Required tasks:
(A) Answer these questions about the Zohran Mamdani passage, marking each answer (i), (ii) or (iii) to match:
(i) What did his bid for student vice president pledge?
(ii) Which high school did he run at?
(iii) Which sport had never been recognized as official in New York City's public schools?
(B) Please carry on the Zohran Mamdani passage from its final sentence.

Document passage:
===

State Assemblyman Zohran Mamdani, the Democratic nominee and the front-runner in the New York City mayoral race, holds a soccer ball as his campaign hosts “The Cost of Living Classic,” a soccer tournament designed to call attention to the high cost of living in New York, in Brooklyn. (The New York Times) Zohran Mamdani needed supporters, numbers, live bodies. His bid for student vice president at the elite Bronx High School of Science would ultimately crater, with its wayward pledge of fresh juice for all, squeezed from locally sourced fruit. (“I promised things that were simply impossible,” he conceded years later.)
But through a blitz of frantic campus recruitment, inveterate bluffing and cajoling internet posts, a campaign much dearer to a teenage Mamdani — and much more resonant to him now — was hurtling ahead.
Cricket had never been recognized as an official sport in New York City’s public schools. Mamdani, like many South Asian schoolmates who had grown up around the game, wanted in anyway.

===

(Rows from a layout dataset)

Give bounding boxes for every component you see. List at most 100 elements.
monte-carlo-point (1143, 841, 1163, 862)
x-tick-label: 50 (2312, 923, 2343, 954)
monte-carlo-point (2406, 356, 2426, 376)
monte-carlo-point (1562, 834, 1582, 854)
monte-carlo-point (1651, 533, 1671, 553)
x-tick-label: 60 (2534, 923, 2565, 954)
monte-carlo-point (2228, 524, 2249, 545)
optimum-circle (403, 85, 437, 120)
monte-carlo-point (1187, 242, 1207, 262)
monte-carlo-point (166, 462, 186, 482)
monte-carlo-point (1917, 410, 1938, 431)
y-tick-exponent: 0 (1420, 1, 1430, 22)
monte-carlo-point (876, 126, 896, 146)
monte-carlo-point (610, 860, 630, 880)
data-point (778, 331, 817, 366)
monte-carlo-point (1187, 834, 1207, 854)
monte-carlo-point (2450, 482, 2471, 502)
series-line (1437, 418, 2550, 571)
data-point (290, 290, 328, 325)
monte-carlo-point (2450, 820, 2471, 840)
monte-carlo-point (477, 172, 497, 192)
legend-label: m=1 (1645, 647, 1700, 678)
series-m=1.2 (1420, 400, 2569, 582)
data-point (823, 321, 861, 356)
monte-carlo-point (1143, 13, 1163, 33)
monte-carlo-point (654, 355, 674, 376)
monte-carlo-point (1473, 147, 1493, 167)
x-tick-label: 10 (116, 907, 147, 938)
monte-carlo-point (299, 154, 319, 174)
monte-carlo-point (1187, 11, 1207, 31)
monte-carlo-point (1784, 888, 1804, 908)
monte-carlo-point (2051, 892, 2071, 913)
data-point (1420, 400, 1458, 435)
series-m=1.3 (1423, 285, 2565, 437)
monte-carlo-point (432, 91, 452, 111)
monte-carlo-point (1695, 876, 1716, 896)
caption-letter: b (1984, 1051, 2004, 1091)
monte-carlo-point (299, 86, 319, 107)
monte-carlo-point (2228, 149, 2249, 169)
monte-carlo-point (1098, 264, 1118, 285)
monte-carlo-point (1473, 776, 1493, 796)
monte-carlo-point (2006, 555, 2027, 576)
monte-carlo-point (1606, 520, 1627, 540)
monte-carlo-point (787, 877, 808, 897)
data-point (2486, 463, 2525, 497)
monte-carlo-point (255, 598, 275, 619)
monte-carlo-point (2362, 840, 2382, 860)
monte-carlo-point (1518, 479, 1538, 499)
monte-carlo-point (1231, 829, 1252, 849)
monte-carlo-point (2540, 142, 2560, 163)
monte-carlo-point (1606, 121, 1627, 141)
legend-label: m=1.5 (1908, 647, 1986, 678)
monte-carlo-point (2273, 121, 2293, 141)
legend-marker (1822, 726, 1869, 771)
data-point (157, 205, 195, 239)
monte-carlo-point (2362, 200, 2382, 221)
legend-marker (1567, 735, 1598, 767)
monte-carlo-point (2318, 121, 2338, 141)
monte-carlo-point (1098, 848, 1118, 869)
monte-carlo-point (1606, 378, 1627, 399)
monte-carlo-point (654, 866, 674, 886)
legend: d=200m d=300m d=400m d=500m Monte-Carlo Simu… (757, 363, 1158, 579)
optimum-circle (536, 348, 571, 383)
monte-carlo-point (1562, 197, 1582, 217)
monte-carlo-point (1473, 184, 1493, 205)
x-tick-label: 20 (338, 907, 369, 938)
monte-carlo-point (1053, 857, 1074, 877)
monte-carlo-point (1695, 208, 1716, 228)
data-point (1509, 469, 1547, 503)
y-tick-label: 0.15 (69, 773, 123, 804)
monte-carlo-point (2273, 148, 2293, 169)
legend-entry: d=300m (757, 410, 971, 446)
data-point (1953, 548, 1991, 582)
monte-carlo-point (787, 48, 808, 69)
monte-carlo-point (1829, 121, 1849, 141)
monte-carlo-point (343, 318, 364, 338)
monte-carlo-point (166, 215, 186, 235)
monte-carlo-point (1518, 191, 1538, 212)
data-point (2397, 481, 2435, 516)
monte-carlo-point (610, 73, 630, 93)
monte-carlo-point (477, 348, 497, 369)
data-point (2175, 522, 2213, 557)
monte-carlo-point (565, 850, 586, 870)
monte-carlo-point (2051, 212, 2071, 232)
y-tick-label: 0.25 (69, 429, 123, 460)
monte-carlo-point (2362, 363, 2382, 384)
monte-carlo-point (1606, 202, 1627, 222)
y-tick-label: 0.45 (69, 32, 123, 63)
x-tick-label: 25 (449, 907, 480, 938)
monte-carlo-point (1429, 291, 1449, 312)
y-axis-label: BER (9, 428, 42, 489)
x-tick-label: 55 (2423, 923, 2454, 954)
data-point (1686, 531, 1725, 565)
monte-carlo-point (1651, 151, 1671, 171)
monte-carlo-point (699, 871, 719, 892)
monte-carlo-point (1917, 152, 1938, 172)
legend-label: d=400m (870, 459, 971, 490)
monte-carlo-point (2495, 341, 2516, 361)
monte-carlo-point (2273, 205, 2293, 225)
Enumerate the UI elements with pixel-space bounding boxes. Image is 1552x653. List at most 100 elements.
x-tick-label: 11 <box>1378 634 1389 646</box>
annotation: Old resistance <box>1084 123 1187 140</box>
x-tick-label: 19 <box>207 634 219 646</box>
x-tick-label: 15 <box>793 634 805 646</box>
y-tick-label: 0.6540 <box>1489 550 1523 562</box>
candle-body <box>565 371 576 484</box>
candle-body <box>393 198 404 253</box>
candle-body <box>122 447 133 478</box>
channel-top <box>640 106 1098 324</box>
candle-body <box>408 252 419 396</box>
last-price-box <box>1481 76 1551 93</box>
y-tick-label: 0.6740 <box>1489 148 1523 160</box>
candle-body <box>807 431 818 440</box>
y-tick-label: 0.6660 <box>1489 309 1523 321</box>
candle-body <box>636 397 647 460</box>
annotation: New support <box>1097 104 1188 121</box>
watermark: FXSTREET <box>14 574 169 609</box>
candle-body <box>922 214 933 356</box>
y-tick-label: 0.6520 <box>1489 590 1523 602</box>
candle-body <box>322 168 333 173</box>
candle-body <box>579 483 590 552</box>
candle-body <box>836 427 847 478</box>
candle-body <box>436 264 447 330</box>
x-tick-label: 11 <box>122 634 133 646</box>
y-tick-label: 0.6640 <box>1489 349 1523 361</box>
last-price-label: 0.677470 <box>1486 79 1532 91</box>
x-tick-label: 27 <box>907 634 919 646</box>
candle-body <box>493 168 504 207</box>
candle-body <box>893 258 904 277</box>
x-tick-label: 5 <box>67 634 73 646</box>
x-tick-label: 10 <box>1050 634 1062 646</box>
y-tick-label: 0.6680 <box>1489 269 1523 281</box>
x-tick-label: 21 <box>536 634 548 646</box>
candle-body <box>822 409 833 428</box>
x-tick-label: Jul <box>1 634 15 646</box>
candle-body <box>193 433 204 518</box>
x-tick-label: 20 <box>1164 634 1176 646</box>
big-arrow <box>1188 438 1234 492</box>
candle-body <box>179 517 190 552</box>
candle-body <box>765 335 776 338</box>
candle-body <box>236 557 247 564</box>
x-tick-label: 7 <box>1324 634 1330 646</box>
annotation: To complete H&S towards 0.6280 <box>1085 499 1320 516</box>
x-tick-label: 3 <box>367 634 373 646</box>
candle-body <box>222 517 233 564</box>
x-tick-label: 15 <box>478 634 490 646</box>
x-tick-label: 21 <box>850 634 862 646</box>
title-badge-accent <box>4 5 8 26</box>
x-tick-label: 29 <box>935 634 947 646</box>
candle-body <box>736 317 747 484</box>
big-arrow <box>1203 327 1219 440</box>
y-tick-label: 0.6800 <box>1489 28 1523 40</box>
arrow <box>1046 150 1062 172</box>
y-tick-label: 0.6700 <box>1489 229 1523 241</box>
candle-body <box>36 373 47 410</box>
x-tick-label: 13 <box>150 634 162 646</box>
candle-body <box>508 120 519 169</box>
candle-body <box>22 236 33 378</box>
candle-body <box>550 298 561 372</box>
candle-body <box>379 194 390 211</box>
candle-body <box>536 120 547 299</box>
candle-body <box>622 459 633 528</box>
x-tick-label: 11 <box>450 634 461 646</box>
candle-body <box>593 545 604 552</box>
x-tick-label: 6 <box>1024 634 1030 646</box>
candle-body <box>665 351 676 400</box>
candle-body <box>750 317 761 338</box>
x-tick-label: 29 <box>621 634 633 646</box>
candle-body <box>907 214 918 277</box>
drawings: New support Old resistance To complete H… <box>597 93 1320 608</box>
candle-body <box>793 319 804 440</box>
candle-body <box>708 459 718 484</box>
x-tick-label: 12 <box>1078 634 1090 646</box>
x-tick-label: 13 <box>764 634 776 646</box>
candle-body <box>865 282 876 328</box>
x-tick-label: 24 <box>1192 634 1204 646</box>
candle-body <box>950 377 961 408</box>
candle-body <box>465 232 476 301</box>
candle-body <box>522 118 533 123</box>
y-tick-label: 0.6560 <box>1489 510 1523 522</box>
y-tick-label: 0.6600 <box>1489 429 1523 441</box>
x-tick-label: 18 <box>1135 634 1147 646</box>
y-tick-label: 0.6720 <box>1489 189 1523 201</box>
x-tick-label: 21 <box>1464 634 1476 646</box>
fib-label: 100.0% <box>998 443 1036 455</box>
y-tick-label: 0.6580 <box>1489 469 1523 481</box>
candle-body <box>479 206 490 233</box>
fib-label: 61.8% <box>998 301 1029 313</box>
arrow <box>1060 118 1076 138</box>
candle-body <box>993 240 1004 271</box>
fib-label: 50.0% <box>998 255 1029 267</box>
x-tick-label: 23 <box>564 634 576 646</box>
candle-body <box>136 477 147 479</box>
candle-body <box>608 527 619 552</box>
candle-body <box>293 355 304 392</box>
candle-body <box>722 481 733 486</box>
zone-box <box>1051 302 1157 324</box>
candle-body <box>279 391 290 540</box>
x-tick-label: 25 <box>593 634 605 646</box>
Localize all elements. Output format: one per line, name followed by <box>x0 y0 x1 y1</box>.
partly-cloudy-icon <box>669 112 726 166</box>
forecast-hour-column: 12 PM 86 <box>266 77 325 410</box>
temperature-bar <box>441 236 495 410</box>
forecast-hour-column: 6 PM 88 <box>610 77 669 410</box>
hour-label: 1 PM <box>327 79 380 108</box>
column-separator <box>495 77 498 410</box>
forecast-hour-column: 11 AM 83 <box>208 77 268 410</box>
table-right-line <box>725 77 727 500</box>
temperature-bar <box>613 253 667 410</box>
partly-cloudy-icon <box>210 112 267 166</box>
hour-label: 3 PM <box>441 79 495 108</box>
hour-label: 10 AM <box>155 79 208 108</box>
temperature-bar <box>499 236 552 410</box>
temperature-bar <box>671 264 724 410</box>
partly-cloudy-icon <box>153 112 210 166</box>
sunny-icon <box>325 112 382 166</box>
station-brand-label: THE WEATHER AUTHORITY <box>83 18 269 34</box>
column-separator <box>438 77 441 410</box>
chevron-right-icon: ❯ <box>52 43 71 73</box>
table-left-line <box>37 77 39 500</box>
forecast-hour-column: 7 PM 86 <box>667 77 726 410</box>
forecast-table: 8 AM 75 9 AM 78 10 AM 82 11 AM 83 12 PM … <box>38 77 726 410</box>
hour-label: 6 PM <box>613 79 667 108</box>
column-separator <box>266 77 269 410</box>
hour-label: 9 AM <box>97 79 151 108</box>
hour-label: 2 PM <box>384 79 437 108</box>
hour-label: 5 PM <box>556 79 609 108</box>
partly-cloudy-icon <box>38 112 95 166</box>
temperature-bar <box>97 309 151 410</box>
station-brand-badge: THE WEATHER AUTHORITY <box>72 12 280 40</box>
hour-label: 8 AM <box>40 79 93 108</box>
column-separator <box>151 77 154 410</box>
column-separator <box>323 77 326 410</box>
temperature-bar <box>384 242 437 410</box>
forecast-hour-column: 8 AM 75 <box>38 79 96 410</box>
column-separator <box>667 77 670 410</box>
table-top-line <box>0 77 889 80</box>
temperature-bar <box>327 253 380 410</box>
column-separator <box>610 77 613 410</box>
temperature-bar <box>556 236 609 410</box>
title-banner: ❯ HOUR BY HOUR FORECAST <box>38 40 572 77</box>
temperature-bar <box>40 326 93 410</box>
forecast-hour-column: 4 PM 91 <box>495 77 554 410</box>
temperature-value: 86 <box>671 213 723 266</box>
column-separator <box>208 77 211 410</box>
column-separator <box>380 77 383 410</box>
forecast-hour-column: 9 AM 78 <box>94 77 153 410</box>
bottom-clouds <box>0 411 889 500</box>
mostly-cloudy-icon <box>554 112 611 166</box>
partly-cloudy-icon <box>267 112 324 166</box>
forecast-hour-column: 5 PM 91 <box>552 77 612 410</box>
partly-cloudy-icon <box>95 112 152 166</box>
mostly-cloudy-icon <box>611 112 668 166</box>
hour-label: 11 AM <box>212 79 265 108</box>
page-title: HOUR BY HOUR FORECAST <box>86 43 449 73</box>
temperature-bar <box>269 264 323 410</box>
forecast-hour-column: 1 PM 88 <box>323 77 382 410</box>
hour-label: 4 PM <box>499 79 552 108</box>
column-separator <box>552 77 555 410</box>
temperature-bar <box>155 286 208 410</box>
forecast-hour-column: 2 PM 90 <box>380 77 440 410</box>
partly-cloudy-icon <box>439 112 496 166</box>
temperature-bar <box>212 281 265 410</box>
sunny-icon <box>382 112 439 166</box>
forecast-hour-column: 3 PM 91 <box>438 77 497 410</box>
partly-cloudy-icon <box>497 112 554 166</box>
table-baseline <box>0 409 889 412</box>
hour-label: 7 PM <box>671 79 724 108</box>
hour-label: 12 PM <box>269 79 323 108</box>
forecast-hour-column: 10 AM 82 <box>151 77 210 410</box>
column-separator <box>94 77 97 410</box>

===

Exercise answers:
(A)
(i) Fresh juice for all, squeezed from locally sourced fruit
(ii) The Bronx High School of Science
(iii) Cricket

(B)
And so, he and a friend effectively created a team themselves, with all the logistical fortitude available to distractible adolescents, amassing a cache of bats, pads and player sign-ups (“brown ain’t no requirement to play this game,” Mamdani urged on Facebook) and working to convince enough students and adults that they were fronting a legitimate operation.
“He was sort of campaigning,” Avneet Singh, an eventual teammate, said in an interview. “I saw Zohran on campus running around with this group of kids saying, ‘We’re going to be the cricket team.’ So before it was even a team, I think he had to pretend that it was a team.”
For most politicians — for most people — high school is a formative time. Awkwardness is overcome (or not). Mistakes are made (and repeated). Personas congeal into personalities.
For Mamdani — for most people who went to his very particular high school — it is something closer to a skeleton key.
Fifteen years after his graduation in 2010, the creation of the cricket team still earns prominent mention on his state Assembly biography page, reflecting both the limited legislative record of a 34-year-old lawmaker and the early education of a relentless grassroots campaigner who is now the favorite to become New York City’s next mayor.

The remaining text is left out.